* **Task goal**
Using the records below, give the number of lines where the word "that" appears, with no further output.
== Stored records ==
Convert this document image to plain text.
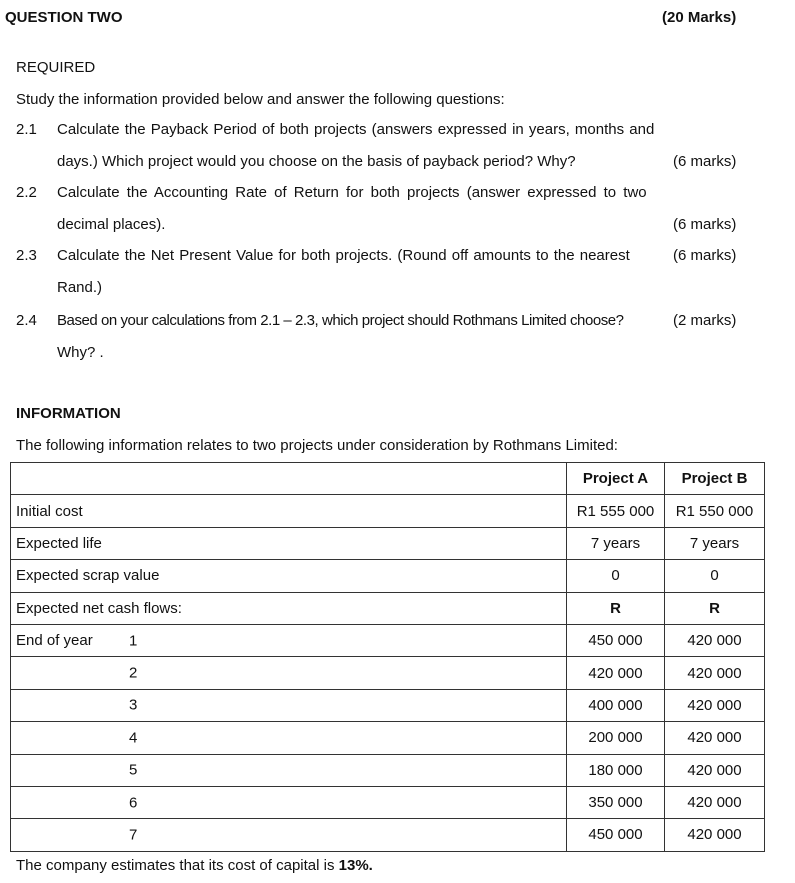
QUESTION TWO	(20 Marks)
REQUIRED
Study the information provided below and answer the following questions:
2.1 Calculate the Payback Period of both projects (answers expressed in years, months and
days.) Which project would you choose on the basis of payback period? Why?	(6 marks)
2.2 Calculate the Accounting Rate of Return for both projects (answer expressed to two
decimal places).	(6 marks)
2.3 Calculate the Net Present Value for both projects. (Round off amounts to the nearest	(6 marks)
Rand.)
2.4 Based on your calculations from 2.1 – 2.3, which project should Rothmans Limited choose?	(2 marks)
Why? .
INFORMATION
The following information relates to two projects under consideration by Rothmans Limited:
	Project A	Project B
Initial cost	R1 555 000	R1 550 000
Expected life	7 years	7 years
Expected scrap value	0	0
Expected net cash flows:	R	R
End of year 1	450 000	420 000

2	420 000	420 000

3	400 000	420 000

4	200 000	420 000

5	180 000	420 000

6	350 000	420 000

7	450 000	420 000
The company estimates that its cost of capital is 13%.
===
== Stored records ==
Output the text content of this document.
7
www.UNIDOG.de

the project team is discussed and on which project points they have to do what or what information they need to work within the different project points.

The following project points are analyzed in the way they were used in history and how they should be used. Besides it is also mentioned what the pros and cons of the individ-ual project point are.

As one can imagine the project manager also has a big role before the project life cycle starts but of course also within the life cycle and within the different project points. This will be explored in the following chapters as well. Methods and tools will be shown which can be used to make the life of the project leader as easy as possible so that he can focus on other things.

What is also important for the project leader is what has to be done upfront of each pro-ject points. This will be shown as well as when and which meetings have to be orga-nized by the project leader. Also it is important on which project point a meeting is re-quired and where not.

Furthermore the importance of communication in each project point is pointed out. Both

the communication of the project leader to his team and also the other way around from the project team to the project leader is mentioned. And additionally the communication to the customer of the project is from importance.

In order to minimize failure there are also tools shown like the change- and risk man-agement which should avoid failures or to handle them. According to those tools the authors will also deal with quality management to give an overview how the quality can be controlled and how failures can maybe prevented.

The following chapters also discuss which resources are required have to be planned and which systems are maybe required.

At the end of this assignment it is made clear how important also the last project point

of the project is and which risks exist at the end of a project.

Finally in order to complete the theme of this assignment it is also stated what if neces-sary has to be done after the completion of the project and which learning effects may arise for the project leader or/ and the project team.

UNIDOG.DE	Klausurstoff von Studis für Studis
===
* **Reply to the exercise**
2